__Task goal__:
Copy each line below in which the string "Κάτω" occurs.

__Records shown__:

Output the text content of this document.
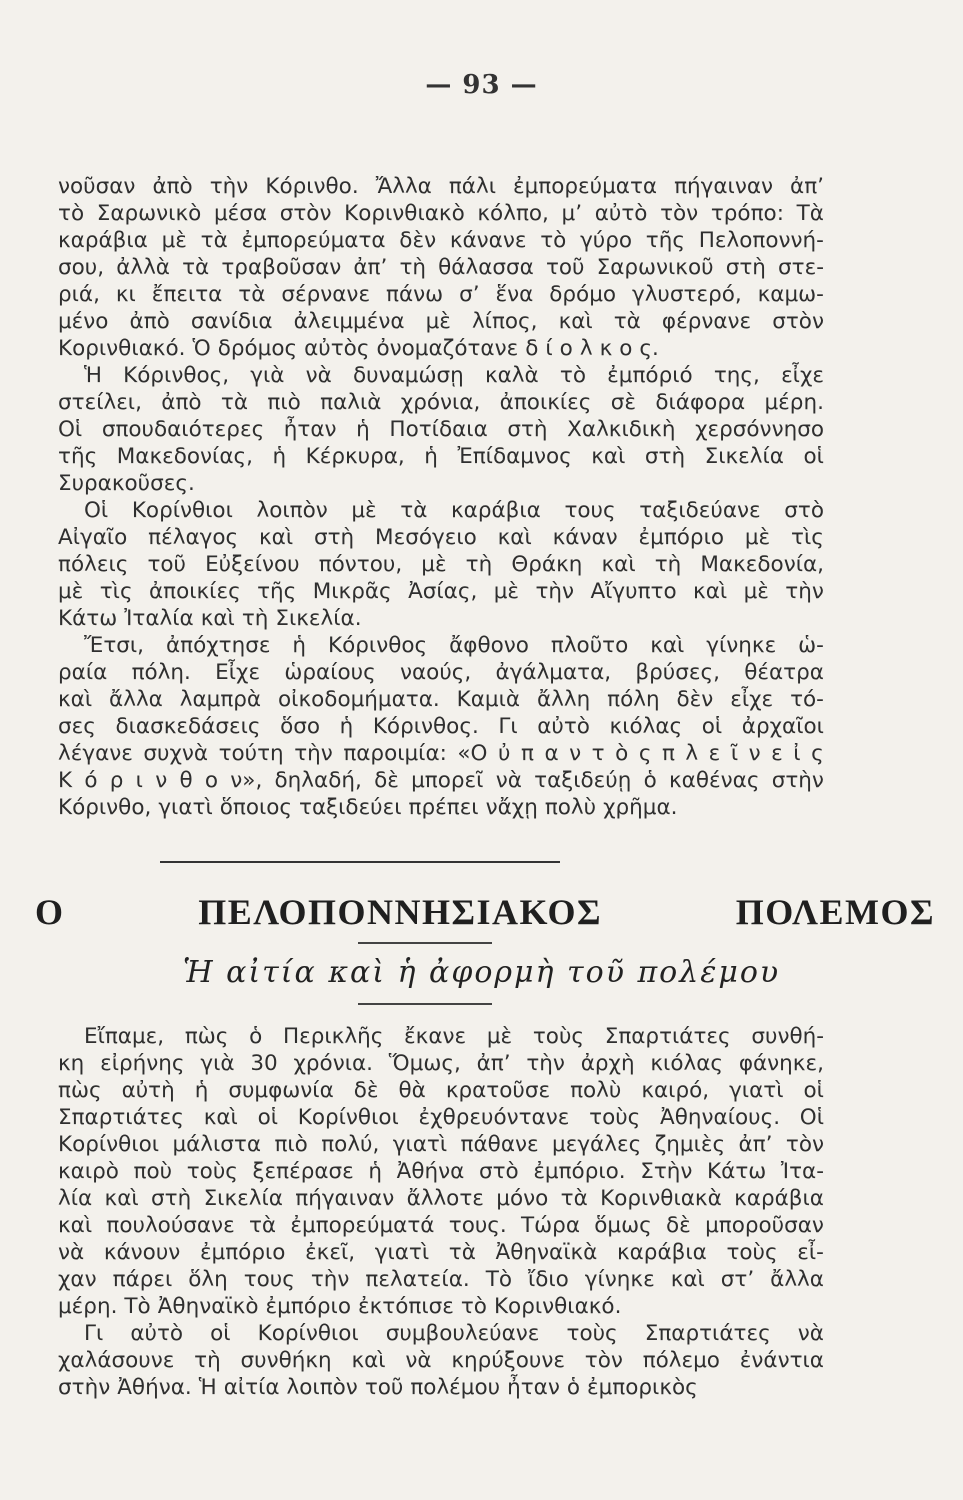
— 93 —
νοῦσαν ἀπὸ τὴν Κόρινθο. Ἄλλα πάλι ἐμπορεύματα πήγαιναν ἀπ’
τὸ Σαρωνικὸ μέσα στὸν Κορινθιακὸ κόλπο, μ’ αὐτὸ τὸν τρόπο: Τὰ
καράβια μὲ τὰ ἐμπορεύματα δὲν κάνανε τὸ γύρο τῆς Πελοποννή-
σου, ἀλλὰ τὰ τραβοῦσαν ἀπ’ τὴ θάλασσα τοῦ Σαρωνικοῦ στὴ στε-
ριά, κι ἔπειτα τὰ σέρνανε πάνω σ’ ἕνα δρόμο γλυστερό, καμω-
μένο ἀπὸ σανίδια ἀλειμμένα μὲ λίπος, καὶ τὰ φέρνανε στὸν
Κορινθιακό. Ὁ δρόμος αὐτὸς ὀνομαζότανε δ ί ο λ κ ο ς.
Ἡ Κόρινθος, γιὰ νὰ δυναμώσῃ καλὰ τὸ ἐμπόριό της, εἶχε
στείλει, ἀπὸ τὰ πιὸ παλιὰ χρόνια, ἀποικίες σὲ διάφορα μέρη.
Οἱ σπουδαιότερες ἦταν ἡ Ποτίδαια στὴ Χαλκιδικὴ χερσόννησο
τῆς Μακεδονίας, ἡ Κέρκυρα, ἡ Ἐπίδαμνος καὶ στὴ Σικελία οἱ
Συρακοῦσες.
Οἱ Κορίνθιοι λοιπὸν μὲ τὰ καράβια τους ταξιδεύανε στὸ
Αἰγαῖο πέλαγος καὶ στὴ Μεσόγειο καὶ κάναν ἐμπόριο μὲ τὶς
πόλεις τοῦ Εὐξείνου πόντου, μὲ τὴ Θράκη καὶ τὴ Μακεδονία,
μὲ τὶς ἀποικίες τῆς Μικρᾶς Ἀσίας, μὲ τὴν Αἴγυπτο καὶ μὲ τὴν
Κάτω Ἰταλία καὶ τὴ Σικελία.
Ἔτσι, ἀπόχτησε ἡ Κόρινθος ἄφθονο πλοῦτο καὶ γίνηκε ὡ-
ραία πόλη. Εἶχε ὡραίους ναούς, ἀγάλματα, βρύσες, θέατρα
καὶ ἄλλα λαμπρὰ οἰκοδομήματα. Καμιὰ ἄλλη πόλη δὲν εἶχε τό-
σες διασκεδάσεις ὅσο ἡ Κόρινθος. Γι αὐτὸ κιόλας οἱ ἀρχαῖοι
λέγανε συχνὰ τούτη τὴν παροιμία: «Ο ὐ π α ν τ ὸ ς π λ ε ῖ ν ε ἰ ς
Κ ό ρ ι ν θ ο ν», δηλαδή, δὲ μπορεῖ νὰ ταξιδεύῃ ὁ καθένας στὴν
Κόρινθο, γιατὶ ὅποιος ταξιδεύει πρέπει νἄχῃ πολὺ χρῆμα.
Ο ΠΕΛΟΠΟΝΝΗΣΙΑΚΟΣ ΠΟΛΕΜΟΣ
Ἡ αἰτία καὶ ἡ ἀφορμὴ τοῦ πολέμου
Εἴπαμε, πὼς ὁ Περικλῆς ἔκανε μὲ τοὺς Σπαρτιάτες συνθή-
κη εἰρήνης γιὰ 30 χρόνια. Ὅμως, ἀπ’ τὴν ἀρχὴ κιόλας φάνηκε,
πὼς αὐτὴ ἡ συμφωνία δὲ θὰ κρατοῦσε πολὺ καιρό, γιατὶ οἱ
Σπαρτιάτες καὶ οἱ Κορίνθιοι ἐχθρευόντανε τοὺς Ἀθηναίους. Οἱ
Κορίνθιοι μάλιστα πιὸ πολύ, γιατὶ πάθανε μεγάλες ζημιὲς ἀπ’ τὸν
καιρὸ ποὺ τοὺς ξεπέρασε ἡ Ἀθήνα στὸ ἐμπόριο. Στὴν Κάτω Ἰτα-
λία καὶ στὴ Σικελία πήγαιναν ἄλλοτε μόνο τὰ Κορινθιακὰ καράβια
καὶ πουλούσανε τὰ ἐμπορεύματά τους. Τώρα ὅμως δὲ μποροῦσαν
νὰ κάνουν ἐμπόριο ἐκεῖ, γιατὶ τὰ Ἀθηναϊκὰ καράβια τοὺς εἶ-
χαν πάρει ὅλη τους τὴν πελατεία. Τὸ ἴδιο γίνηκε καὶ στ’ ἄλλα
μέρη. Τὸ Ἀθηναϊκὸ ἐμπόριο ἐκτόπισε τὸ Κορινθιακό.
Γι αὐτὸ οἱ Κορίνθιοι συμβουλεύανε τοὺς Σπαρτιάτες νὰ
χαλάσουνε τὴ συνθήκη καὶ νὰ κηρύξουνε τὸν πόλεμο ἐνάντια
στὴν Ἀθήνα. Ἡ αἰτία λοιπὸν τοῦ πολέμου ἦταν ὁ ἐμπορικὸς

__Result of the exercise__:
Κάτω Ἰταλία καὶ τὴ Σικελία.
καιρὸ ποὺ τοὺς ξεπέρασε ἡ Ἀθήνα στὸ ἐμπόριο. Στὴν Κάτω Ἰτα-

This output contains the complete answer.